(EXCERPT PROVIDED):
<<<<

The vacation would sort of be the final test. The biggest mistake I probably made the first time around was not serving her with divorce papers the minute we got home. That trip was a harbinger of things to come.

Posted
I would add to that how they react to you being sick with the flu or something. A keeper will not shy away from wanting to nurse you to health.

 

 

I guess we could say don't pledge to be there in sickness, for poorer, and worse unless you've seen them handel such a situation already. (Anyone can be there for you in the good times. You really need you spouse when things are rough.)

 

Yeah, I can feel that. Shows a lot about how much they simply care about you not to mention their level of "commitment". I remember being super impressed/flattered by my ex the first time in our relationship that I got sick as hell. She very willingly took attentive care of me throughout and insisted on still kissing me, snuggling with me and even helping me out sexually.

 

As clear as our incompatibility became after about 3 years, she had some very admirable qualities.

>>>>

(WRITTEN EXERCISE):
Answer these questions about the relationship excerpt, one per line:
1. What does the first post call the biggest mistake the writer probably made the first time around?
2. According to the post about being sick with the flu, what will a keeper not shy away from?
3. After about how many years did the incompatibility with the ex become clear?
Answer using only the text given.

[Element and region data]
<<<<

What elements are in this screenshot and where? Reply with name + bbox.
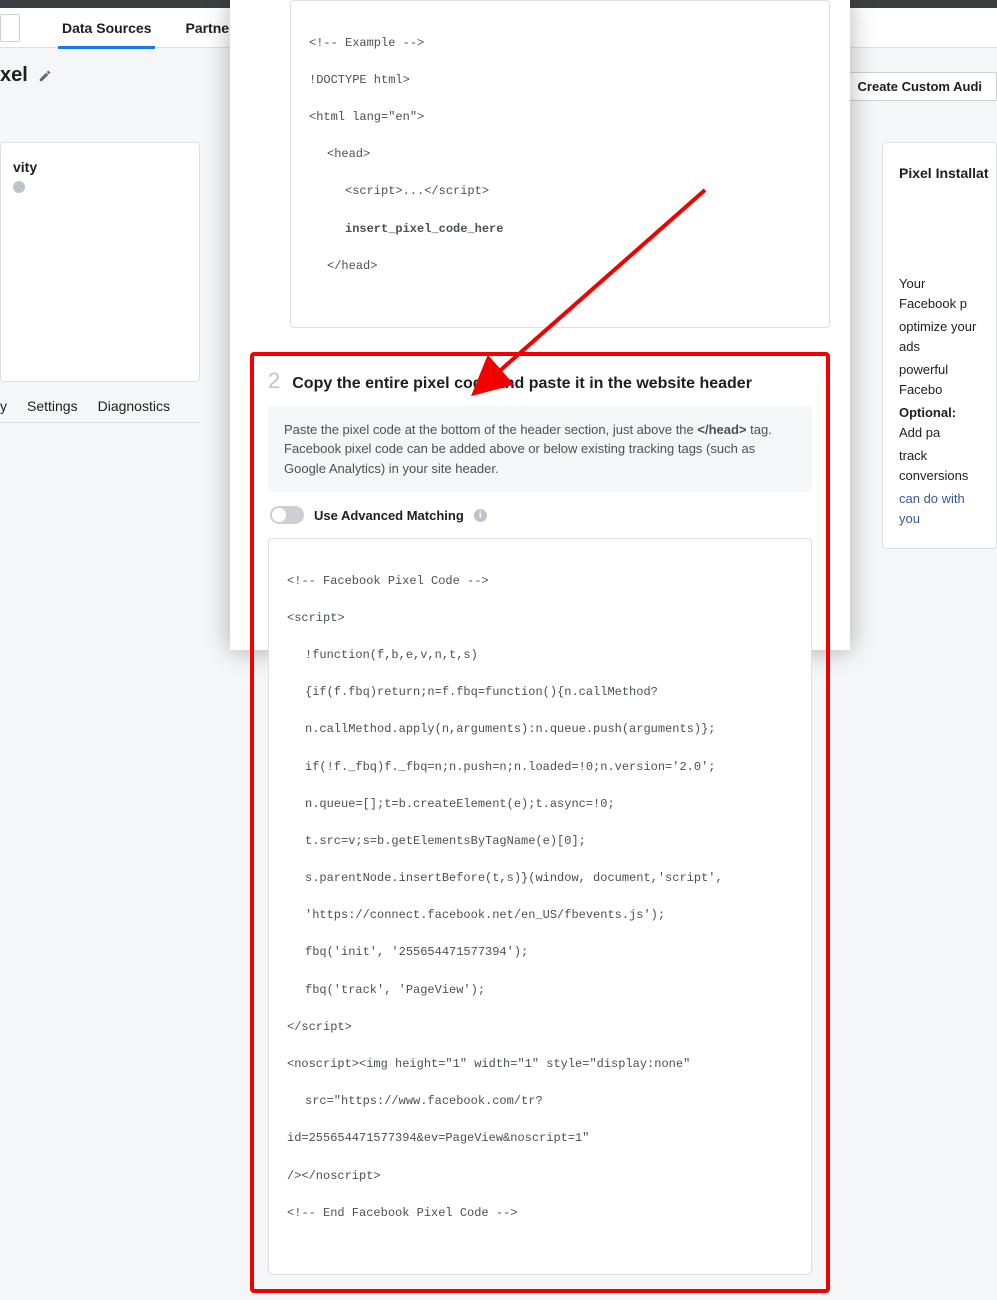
subtab-y[interactable]: y [0, 398, 7, 414]
ghost-button[interactable] [0, 14, 20, 42]
activity-card: vity [0, 142, 200, 382]
code-line: insert_pixel_code_here [309, 220, 811, 239]
code-line: s.parentNode.insertBefore(t,s)}(window, … [287, 869, 793, 888]
code-line: fbq('init', '255654471577394'); [287, 943, 793, 962]
code-line: {if(f.fbq)return;n=f.fbq=function(){n.ca… [287, 683, 793, 702]
code-line: n.queue=[];t=b.createElement(e);t.async=… [287, 795, 793, 814]
pixel-install-title: Pixel Installat [899, 163, 980, 184]
code-line: id=255654471577394&ev=PageView&noscript=… [287, 1129, 793, 1148]
code-line: </script> [287, 1018, 793, 1037]
code-line: <noscript><img height="1" width="1" styl… [287, 1055, 793, 1074]
step-2-header: 2 Copy the entire pixel code and paste i… [268, 368, 812, 394]
step-title: Copy the entire pixel code and paste it … [292, 375, 752, 393]
example-code-box[interactable]: <!-- Example --> !DOCTYPE html> <html la… [290, 0, 830, 328]
code-line: <!-- End Facebook Pixel Code --> [287, 1204, 793, 1223]
pixel-code-box[interactable]: <!-- Facebook Pixel Code --> <script> !f… [268, 538, 812, 1275]
advanced-matching-label: Use Advanced Matching [314, 508, 464, 523]
install-text: powerful Facebo [899, 360, 980, 399]
step-explain-box: Paste the pixel code at the bottom of th… [268, 406, 812, 493]
page-title-row: xel [0, 64, 52, 87]
activity-card-title: vity [13, 159, 187, 175]
subtab-settings[interactable]: Settings [27, 398, 78, 414]
code-line: n.callMethod.apply(n,arguments):n.queue.… [287, 720, 793, 739]
tab-data-sources[interactable]: Data Sources [58, 8, 155, 48]
install-text: Optional: Add pa [899, 403, 980, 442]
code-line: src="https://www.facebook.com/tr? [287, 1092, 793, 1111]
code-line: fbq('track', 'PageView'); [287, 981, 793, 1000]
code-line: !DOCTYPE html> [309, 71, 811, 90]
pencil-icon[interactable] [38, 69, 52, 83]
code-line: <!-- Facebook Pixel Code --> [287, 572, 793, 591]
info-icon [13, 181, 25, 193]
advanced-matching-toggle[interactable] [270, 506, 304, 524]
advanced-matching-row: Use Advanced Matching i [268, 506, 812, 524]
create-custom-audience-button[interactable]: Create Custom Audi [843, 72, 997, 101]
code-line: !function(f,b,e,v,n,t,s) [287, 646, 793, 665]
code-line: <script>...</script> [309, 182, 811, 201]
page-title: xel [0, 64, 28, 87]
install-text: track conversions [899, 446, 980, 485]
pixel-install-card: Pixel Installat Your Facebook p optimize… [882, 142, 997, 549]
code-line: /></noscript> [287, 1167, 793, 1186]
subtab-diagnostics[interactable]: Diagnostics [98, 398, 170, 414]
install-text: Your Facebook p [899, 274, 980, 313]
code-line: <script> [287, 609, 793, 628]
code-line: if(!f._fbq)f._fbq=n;n.push=n;n.loaded=!0… [287, 758, 793, 777]
code-line: <html lang="en"> [309, 108, 811, 127]
code-line: </head> [309, 257, 811, 276]
code-line: t.src=v;s=b.getElementsByTagName(e)[0]; [287, 832, 793, 851]
step-number: 2 [268, 368, 280, 394]
install-link[interactable]: can do with you [899, 489, 980, 528]
code-line: 'https://connect.facebook.net/en_US/fbev… [287, 906, 793, 925]
code-line: <head> [309, 145, 811, 164]
subtabs: y Settings Diagnostics [0, 398, 200, 423]
code-line: <!-- Example --> [309, 34, 811, 53]
info-icon[interactable]: i [474, 509, 487, 522]
pixel-setup-modal: <!-- Example --> !DOCTYPE html> <html la… [230, 0, 850, 650]
step-2-highlight: 2 Copy the entire pixel code and paste i… [250, 352, 830, 1293]
install-text: optimize your ads [899, 317, 980, 356]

>>>>

(RESULT OF THIS TASK):
1. Not serving her with divorce papers the minute they got home.
2. Wanting to nurse you to health.
3. About 3 years.